(begin)

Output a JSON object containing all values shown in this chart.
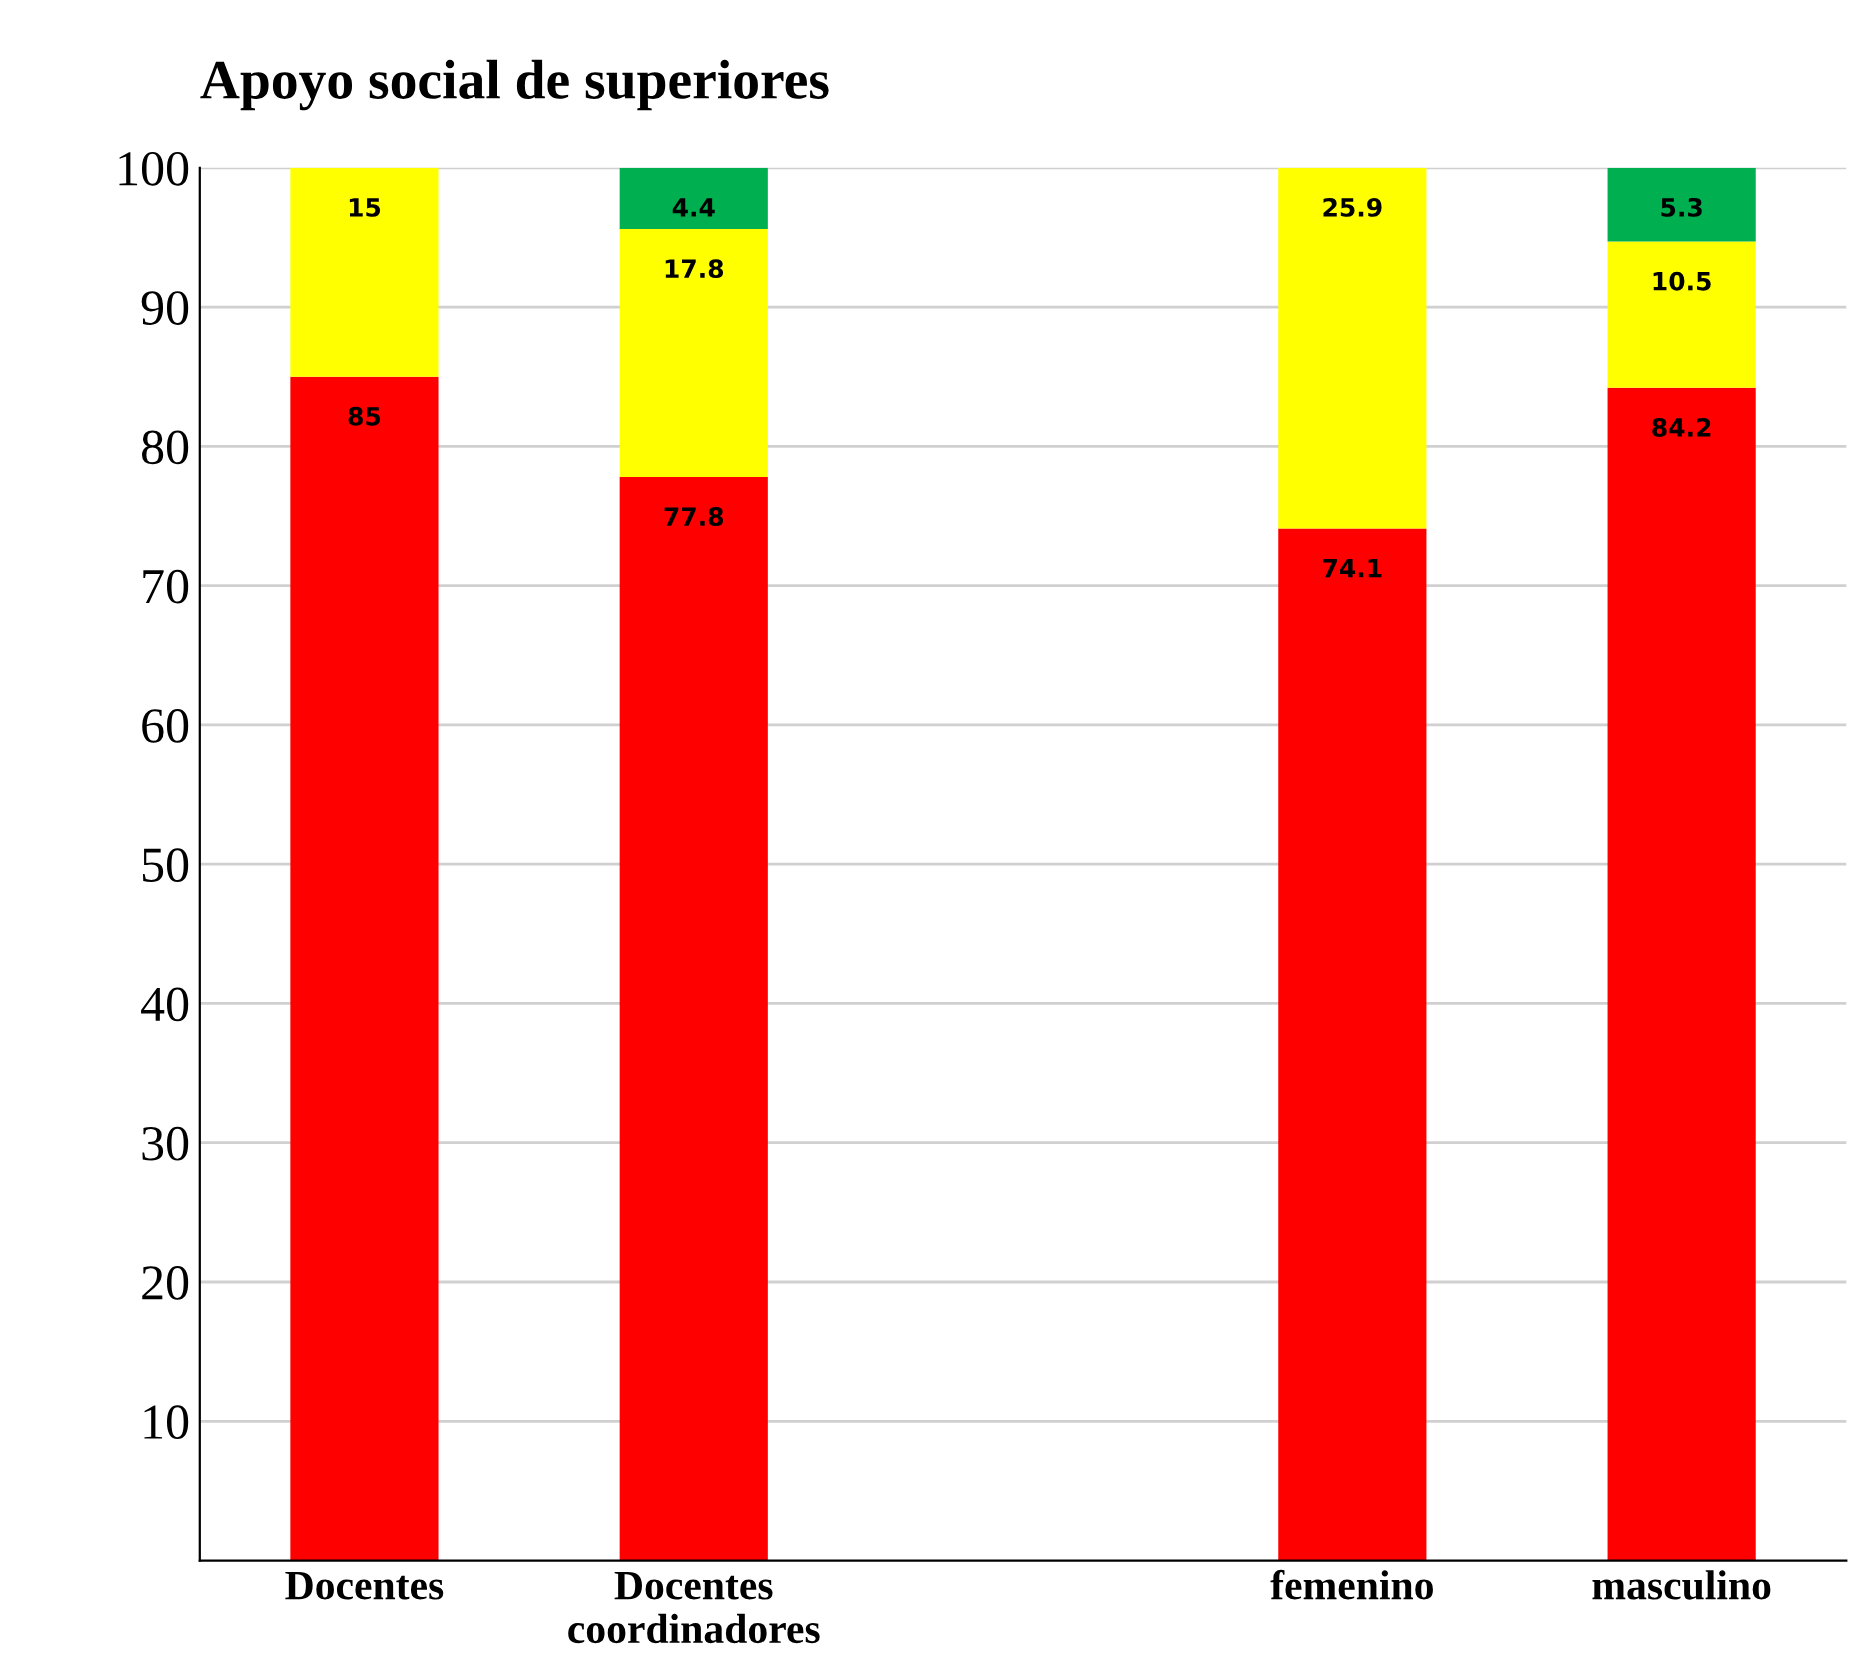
{
  "chart_data": {
    "type": "bar",
    "title": "Apoyo social de superiores",
    "stacked": true,
    "data_labels": true,
    "categories": [
      "Docentes",
      "Docentes\ncoordinadores",
      null,
      "femenino",
      "masculino"
    ],
    "series": [
      {
        "color": "#ff0000",
        "values": [
          85,
          77.8,
          null,
          74.1,
          84.2
        ]
      },
      {
        "color": "#ffff00",
        "values": [
          15,
          17.8,
          null,
          25.9,
          10.5
        ]
      },
      {
        "color": "#00b050",
        "values": [
          null,
          4.4,
          null,
          null,
          5.3
        ]
      }
    ],
    "ylim": [
      0,
      100
    ],
    "yticks": [
      10,
      20,
      30,
      40,
      50,
      60,
      70,
      80,
      90,
      100
    ],
    "grid": "y",
    "legend": false
  }
}
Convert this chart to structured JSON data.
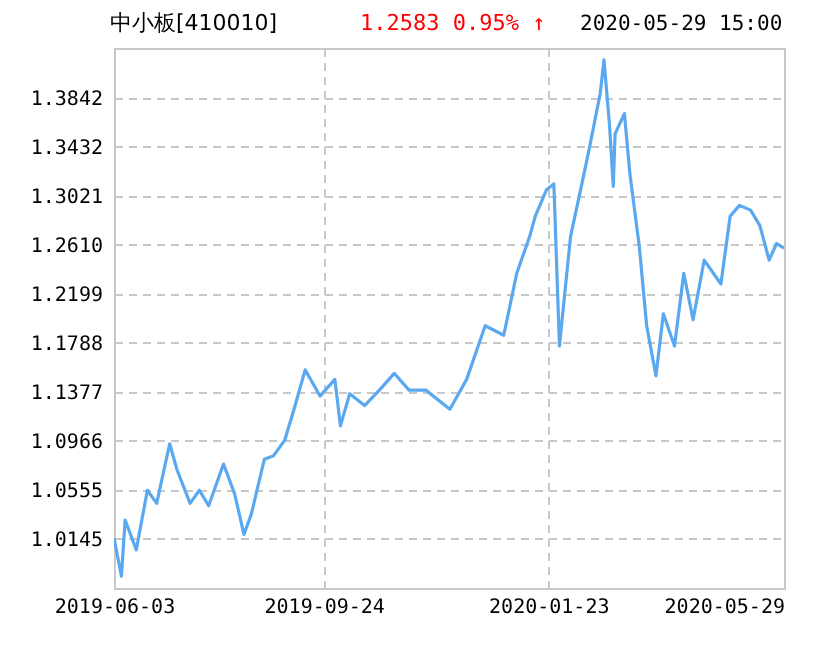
{
  "chart_data": {
    "type": "line",
    "title": "中小板[410010]",
    "subtitle": "2020-05-29 15:00",
    "annotations": [
      "1.2583 0.95% ↑"
    ],
    "x": [
      "2019-06-03",
      "2019-06-07",
      "2019-06-09",
      "2019-06-15",
      "2019-06-21",
      "2019-06-26",
      "2019-07-03",
      "2019-07-07",
      "2019-07-14",
      "2019-07-19",
      "2019-07-24",
      "2019-08-01",
      "2019-08-07",
      "2019-08-12",
      "2019-08-16",
      "2019-08-23",
      "2019-08-28",
      "2019-09-03",
      "2019-09-08",
      "2019-09-14",
      "2019-09-22",
      "2019-09-30",
      "2019-10-03",
      "2019-10-08",
      "2019-10-16",
      "2019-10-24",
      "2019-11-01",
      "2019-11-09",
      "2019-11-18",
      "2019-12-01",
      "2019-12-10",
      "2019-12-20",
      "2019-12-30",
      "2020-01-06",
      "2020-01-13",
      "2020-01-16",
      "2020-01-22",
      "2020-01-26",
      "2020-01-29",
      "2020-02-04",
      "2020-02-09",
      "2020-02-14",
      "2020-02-20",
      "2020-02-22",
      "2020-02-25",
      "2020-02-27",
      "2020-02-28",
      "2020-03-04",
      "2020-03-07",
      "2020-03-12",
      "2020-03-16",
      "2020-03-21",
      "2020-03-25",
      "2020-03-31",
      "2020-04-05",
      "2020-04-10",
      "2020-04-16",
      "2020-04-25",
      "2020-04-30",
      "2020-05-05",
      "2020-05-11",
      "2020-05-16",
      "2020-05-21",
      "2020-05-25",
      "2020-05-29"
    ],
    "series": [
      {
        "color": "#5aa9f0",
        "values": [
          1.015,
          0.983,
          1.03,
          1.005,
          1.055,
          1.044,
          1.094,
          1.072,
          1.044,
          1.055,
          1.042,
          1.077,
          1.052,
          1.018,
          1.035,
          1.081,
          1.084,
          1.097,
          1.123,
          1.156,
          1.134,
          1.148,
          1.109,
          1.136,
          1.126,
          1.139,
          1.153,
          1.139,
          1.139,
          1.123,
          1.148,
          1.193,
          1.185,
          1.237,
          1.268,
          1.285,
          1.307,
          1.312,
          1.176,
          1.268,
          1.304,
          1.341,
          1.388,
          1.416,
          1.361,
          1.31,
          1.354,
          1.371,
          1.32,
          1.26,
          1.193,
          1.151,
          1.203,
          1.176,
          1.237,
          1.198,
          1.248,
          1.228,
          1.285,
          1.294,
          1.29,
          1.277,
          1.248,
          1.262,
          1.258
        ]
      }
    ],
    "xlim": [
      "2019-06-03",
      "2020-05-29"
    ],
    "xticks": [
      "2019-06-03",
      "2019-09-24",
      "2020-01-23",
      "2020-05-29"
    ],
    "ylim": [
      0.973,
      1.426
    ],
    "yticks": [
      1.0145,
      1.0555,
      1.0966,
      1.1377,
      1.1788,
      1.2199,
      {
        "value": 1.261,
        "label": "1.2610"
      },
      1.3021,
      1.3432,
      1.3842
    ],
    "grid": true,
    "line_style": "solid"
  }
}
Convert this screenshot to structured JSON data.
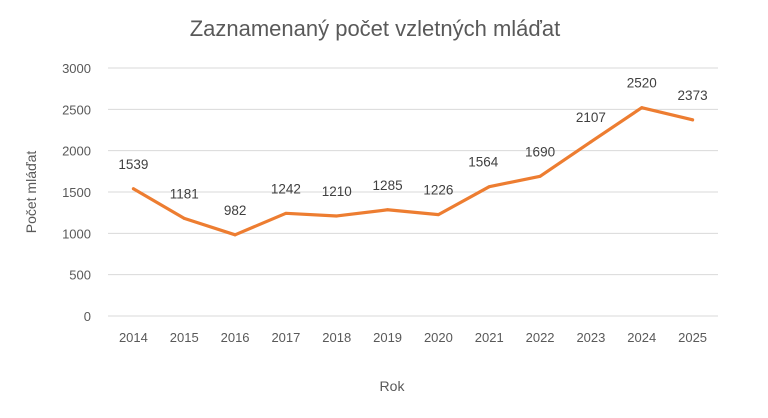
{
  "chart_data": {
    "type": "line",
    "title": "Zaznamenaný počet vzletných mláďat",
    "xlabel": "Rok",
    "ylabel": "Počet mláďat",
    "categories": [
      "2014",
      "2015",
      "2016",
      "2017",
      "2018",
      "2019",
      "2020",
      "2021",
      "2022",
      "2023",
      "2024",
      "2025"
    ],
    "series": [
      {
        "values": [
          1539,
          1181,
          982,
          1242,
          1210,
          1285,
          1226,
          1564,
          1690,
          2107,
          2520,
          2373
        ],
        "color": "#ED7D31"
      }
    ],
    "data_labels": [
      "1539",
      "1181",
      "982",
      "1242",
      "1210",
      "1285",
      "1226",
      "1564",
      "1690",
      "2107",
      "2520",
      "2373"
    ],
    "ylim": [
      0,
      3000
    ],
    "yticks": [
      "0",
      "500",
      "1000",
      "1500",
      "2000",
      "2500",
      "3000"
    ],
    "grid": true,
    "legend": "none"
  }
}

(end)

Instructions to follow
Make an exact copy of the whole listing, but don't bring over any pictures.

Answer to this exercise
Output a JSON object containing all values shown in this chart.
{
  "chart_data": {
    "type": "bar",
    "title": "Apoyo social de superiores",
    "stacked": true,
    "data_labels": true,
    "categories": [
      "Docentes",
      "Docentes\ncoordinadores",
      null,
      "femenino",
      "masculino"
    ],
    "series": [
      {
        "color": "#ff0000",
        "values": [
          85,
          77.8,
          null,
          74.1,
          84.2
        ]
      },
      {
        "color": "#ffff00",
        "values": [
          15,
          17.8,
          null,
          25.9,
          10.5
        ]
      },
      {
        "color": "#00b050",
        "values": [
          null,
          4.4,
          null,
          null,
          5.3
        ]
      }
    ],
    "ylim": [
      0,
      100
    ],
    "yticks": [
      10,
      20,
      30,
      40,
      50,
      60,
      70,
      80,
      90,
      100
    ],
    "grid": "y",
    "legend": false
  }
}
Convert this chart to structured JSON data.
{
  "chart_data": {
    "type": "line",
    "title": "中小板[410010]",
    "subtitle": "2020-05-29 15:00",
    "annotations": [
      "1.2583 0.95% ↑"
    ],
    "x": [
      "2019-06-03",
      "2019-06-07",
      "2019-06-09",
      "2019-06-15",
      "2019-06-21",
      "2019-06-26",
      "2019-07-03",
      "2019-07-07",
      "2019-07-14",
      "2019-07-19",
      "2019-07-24",
      "2019-08-01",
      "2019-08-07",
      "2019-08-12",
      "2019-08-16",
      "2019-08-23",
      "2019-08-28",
      "2019-09-03",
      "2019-09-08",
      "2019-09-14",
      "2019-09-22",
      "2019-09-30",
      "2019-10-03",
      "2019-10-08",
      "2019-10-16",
      "2019-10-24",
      "2019-11-01",
      "2019-11-09",
      "2019-11-18",
      "2019-12-01",
      "2019-12-10",
      "2019-12-20",
      "2019-12-30",
      "2020-01-06",
      "2020-01-13",
      "2020-01-16",
      "2020-01-22",
      "2020-01-26",
      "2020-01-29",
      "2020-02-04",
      "2020-02-09",
      "2020-02-14",
      "2020-02-20",
      "2020-02-22",
      "2020-02-25",
      "2020-02-27",
      "2020-02-28",
      "2020-03-04",
      "2020-03-07",
      "2020-03-12",
      "2020-03-16",
      "2020-03-21",
      "2020-03-25",
      "2020-03-31",
      "2020-04-05",
      "2020-04-10",
      "2020-04-16",
      "2020-04-25",
      "2020-04-30",
      "2020-05-05",
      "2020-05-11",
      "2020-05-16",
      "2020-05-21",
      "2020-05-25",
      "2020-05-29"
    ],
    "series": [
      {
        "color": "#5aa9f0",
        "values": [
          1.015,
          0.983,
          1.03,
          1.005,
          1.055,
          1.044,
          1.094,
          1.072,
          1.044,
          1.055,
          1.042,
          1.077,
          1.052,
          1.018,
          1.035,
          1.081,
          1.084,
          1.097,
          1.123,
          1.156,
          1.134,
          1.148,
          1.109,
          1.136,
          1.126,
          1.139,
          1.153,
          1.139,
          1.139,
          1.123,
          1.148,
          1.193,
          1.185,
          1.237,
          1.268,
          1.285,
          1.307,
          1.312,
          1.176,
          1.268,
          1.304,
          1.341,
          1.388,
          1.416,
          1.361,
          1.31,
          1.354,
          1.371,
          1.32,
          1.26,
          1.193,
          1.151,
          1.203,
          1.176,
          1.237,
          1.198,
          1.248,
          1.228,
          1.285,
          1.294,
          1.29,
          1.277,
          1.248,
          1.262,
          1.258
        ]
      }
    ],
    "xlim": [
      "2019-06-03",
      "2020-05-29"
    ],
    "xticks": [
      "2019-06-03",
      "2019-09-24",
      "2020-01-23",
      "2020-05-29"
    ],
    "ylim": [
      0.973,
      1.426
    ],
    "yticks": [
      1.0145,
      1.0555,
      1.0966,
      1.1377,
      1.1788,
      1.2199,
      {
        "value": 1.261,
        "label": "1.2610"
      },
      1.3021,
      1.3432,
      1.3842
    ],
    "grid": true,
    "line_style": "solid"
  }
}
Convert this screenshot to structured JSON data.
{
  "chart_data": {
    "type": "line",
    "title": "Zaznamenaný počet vzletných mláďat",
    "xlabel": "Rok",
    "ylabel": "Počet mláďat",
    "categories": [
      "2014",
      "2015",
      "2016",
      "2017",
      "2018",
      "2019",
      "2020",
      "2021",
      "2022",
      "2023",
      "2024",
      "2025"
    ],
    "series": [
      {
        "values": [
          1539,
          1181,
          982,
          1242,
          1210,
          1285,
          1226,
          1564,
          1690,
          2107,
          2520,
          2373
        ],
        "color": "#ED7D31"
      }
    ],
    "data_labels": [
      "1539",
      "1181",
      "982",
      "1242",
      "1210",
      "1285",
      "1226",
      "1564",
      "1690",
      "2107",
      "2520",
      "2373"
    ],
    "ylim": [
      0,
      3000
    ],
    "yticks": [
      "0",
      "500",
      "1000",
      "1500",
      "2000",
      "2500",
      "3000"
    ],
    "grid": true,
    "legend": "none"
  }
}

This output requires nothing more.